### Given request
Repeat the material below word for word and leave out all pictures.

## Begin Material for the task

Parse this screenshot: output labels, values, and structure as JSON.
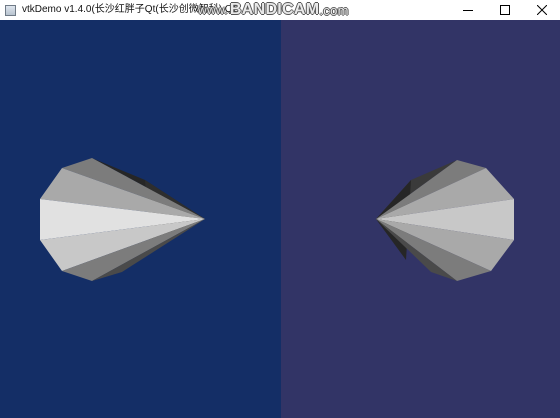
{
  "window": {
    "title": "vtkDemo v1.4.0(长沙红胖子Qt(长沙创微智科) QQ",
    "watermark": {
      "prefix": "www.",
      "brand": "BANDICAM",
      "suffix": ".com"
    },
    "controls": {
      "minimize_icon": "minimize-icon",
      "maximize_icon": "maximize-icon",
      "close_icon": "close-icon"
    }
  },
  "viewports": {
    "left": {
      "background": "#142e66",
      "object": "cone",
      "orientation": "apex-right"
    },
    "right": {
      "background": "#323466",
      "object": "cone",
      "orientation": "apex-left"
    }
  },
  "colors": {
    "face_light": "#e1e1e1",
    "face_mid_light": "#c8c8c8",
    "face_mid": "#a9a9a9",
    "face_dark": "#7c7c7c",
    "face_darker": "#4a4a4a",
    "face_darkest": "#262626"
  }
}
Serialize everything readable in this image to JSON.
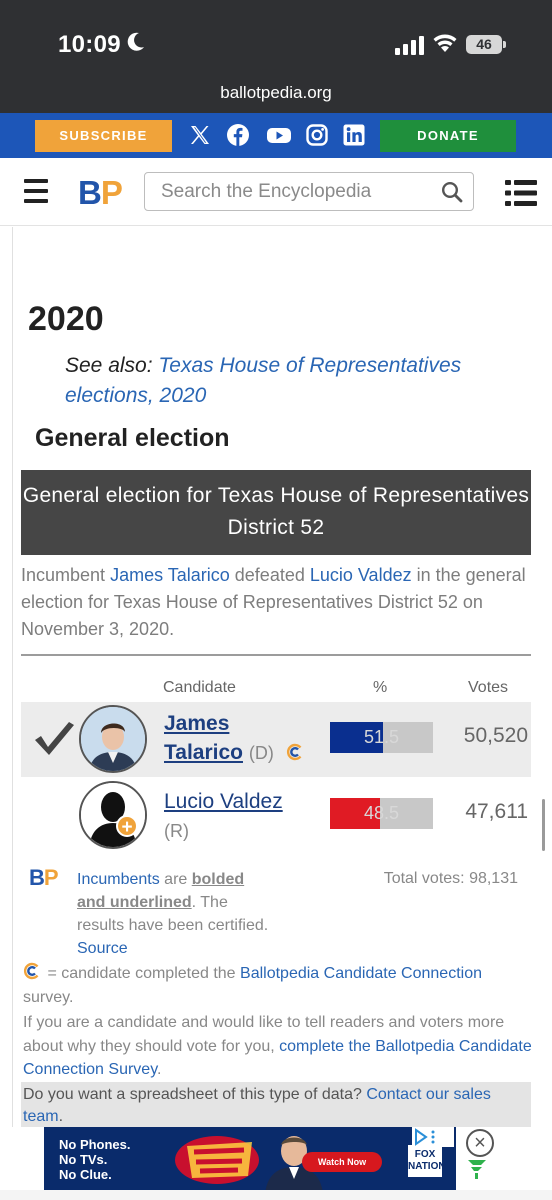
{
  "status": {
    "time": "10:09",
    "battery": "46"
  },
  "browser": {
    "url": "ballotpedia.org"
  },
  "promo": {
    "subscribe": "SUBSCRIBE",
    "donate": "DONATE"
  },
  "header": {
    "logo_b": "B",
    "logo_p": "P",
    "search_placeholder": "Search the Encyclopedia"
  },
  "section": {
    "year": "2020",
    "see_also_label": "See also:",
    "see_also_link": "Texas House of Representatives elections, 2020",
    "heading": "General election"
  },
  "race": {
    "title": "General election for Texas House of Representatives District 52",
    "summary": {
      "t1": "Incumbent ",
      "winner": "James Talarico",
      "t2": " defeated ",
      "loser": "Lucio Valdez",
      "t3": " in the general election for Texas House of Representatives District 52 on November 3, 2020."
    },
    "columns": {
      "candidate": "Candidate",
      "percent": "%",
      "votes": "Votes"
    },
    "candidates": [
      {
        "first": "James",
        "last": "Talarico",
        "party": "(D)",
        "percent": 51.5,
        "percent_label": "51.5",
        "votes": "50,520",
        "winner": true,
        "color": "#0a2f8f"
      },
      {
        "name": "Lucio Valdez",
        "party": "(R)",
        "percent": 48.5,
        "percent_label": "48.5",
        "votes": "47,611",
        "winner": false,
        "color": "#e01b24"
      }
    ]
  },
  "legend": {
    "logo_b": "B",
    "logo_p": "P",
    "incumbents": "Incumbents",
    "are": " are ",
    "bolded": "bolded",
    "and": " ",
    "underlined": "and underlined",
    "certified": ". The results have been certified. ",
    "source": "Source",
    "total": "Total votes: 98,131",
    "cc_text": " = candidate completed the ",
    "cc_link": "Ballotpedia Candidate Connection",
    "cc_end": " survey.",
    "if_text": "If you are a candidate and would like to tell readers and voters more about why they should vote for you, ",
    "if_link": "complete the Ballotpedia Candidate Connection Survey",
    "if_end": ".",
    "spread_text": "Do you want a spreadsheet of this type of data? ",
    "spread_link": "Contact our sales team",
    "spread_end": "."
  },
  "ad": {
    "line1": "No Phones.",
    "line2": "No TVs.",
    "line3": "No Clue.",
    "watch": "Watch Now",
    "fox1": "FOX",
    "fox2": "NATION",
    "close": "×"
  }
}
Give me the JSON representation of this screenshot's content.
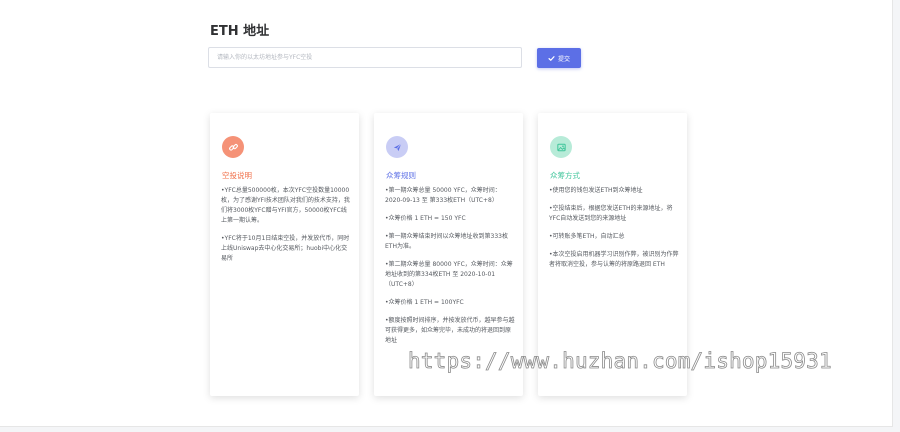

## End Material for the task

### Reply
Parse this screenshot: output labels, values, and structure as JSON.
{
  "window": {
    "title": "vtkDemo v1.4.0(长沙红胖子Qt(长沙创微智科) QQ",
    "watermark": {
      "prefix": "www.",
      "brand": "BANDICAM",
      "suffix": ".com"
    },
    "controls": {
      "minimize_icon": "minimize-icon",
      "maximize_icon": "maximize-icon",
      "close_icon": "close-icon"
    }
  },
  "viewports": {
    "left": {
      "background": "#142e66",
      "object": "cone",
      "orientation": "apex-right"
    },
    "right": {
      "background": "#323466",
      "object": "cone",
      "orientation": "apex-left"
    }
  },
  "colors": {
    "face_light": "#e1e1e1",
    "face_mid_light": "#c8c8c8",
    "face_mid": "#a9a9a9",
    "face_dark": "#7c7c7c",
    "face_darker": "#4a4a4a",
    "face_darkest": "#262626"
  }
}
Serialize everything readable in this image to JSON.
{
  "status": {
    "time": "10:09",
    "battery": "46"
  },
  "browser": {
    "url": "ballotpedia.org"
  },
  "promo": {
    "subscribe": "SUBSCRIBE",
    "donate": "DONATE"
  },
  "header": {
    "logo_b": "B",
    "logo_p": "P",
    "search_placeholder": "Search the Encyclopedia"
  },
  "section": {
    "year": "2020",
    "see_also_label": "See also:",
    "see_also_link": "Texas House of Representatives elections, 2020",
    "heading": "General election"
  },
  "race": {
    "title": "General election for Texas House of Representatives District 52",
    "summary": {
      "t1": "Incumbent ",
      "winner": "James Talarico",
      "t2": " defeated ",
      "loser": "Lucio Valdez",
      "t3": " in the general election for Texas House of Representatives District 52 on November 3, 2020."
    },
    "columns": {
      "candidate": "Candidate",
      "percent": "%",
      "votes": "Votes"
    },
    "candidates": [
      {
        "first": "James",
        "last": "Talarico",
        "party": "(D)",
        "percent": 51.5,
        "percent_label": "51.5",
        "votes": "50,520",
        "winner": true,
        "color": "#0a2f8f"
      },
      {
        "name": "Lucio Valdez",
        "party": "(R)",
        "percent": 48.5,
        "percent_label": "48.5",
        "votes": "47,611",
        "winner": false,
        "color": "#e01b24"
      }
    ]
  },
  "legend": {
    "logo_b": "B",
    "logo_p": "P",
    "incumbents": "Incumbents",
    "are": " are ",
    "bolded": "bolded",
    "and": " ",
    "underlined": "and underlined",
    "certified": ". The results have been certified. ",
    "source": "Source",
    "total": "Total votes: 98,131",
    "cc_text": " = candidate completed the ",
    "cc_link": "Ballotpedia Candidate Connection",
    "cc_end": " survey.",
    "if_text": "If you are a candidate and would like to tell readers and voters more about why they should vote for you, ",
    "if_link": "complete the Ballotpedia Candidate Connection Survey",
    "if_end": ".",
    "spread_text": "Do you want a spreadsheet of this type of data? ",
    "spread_link": "Contact our sales team",
    "spread_end": "."
  },
  "ad": {
    "line1": "No Phones.",
    "line2": "No TVs.",
    "line3": "No Clue.",
    "watch": "Watch Now",
    "fox1": "FOX",
    "fox2": "NATION",
    "close": "×"
  }
}
Give me the JSON representation of this screenshot's content.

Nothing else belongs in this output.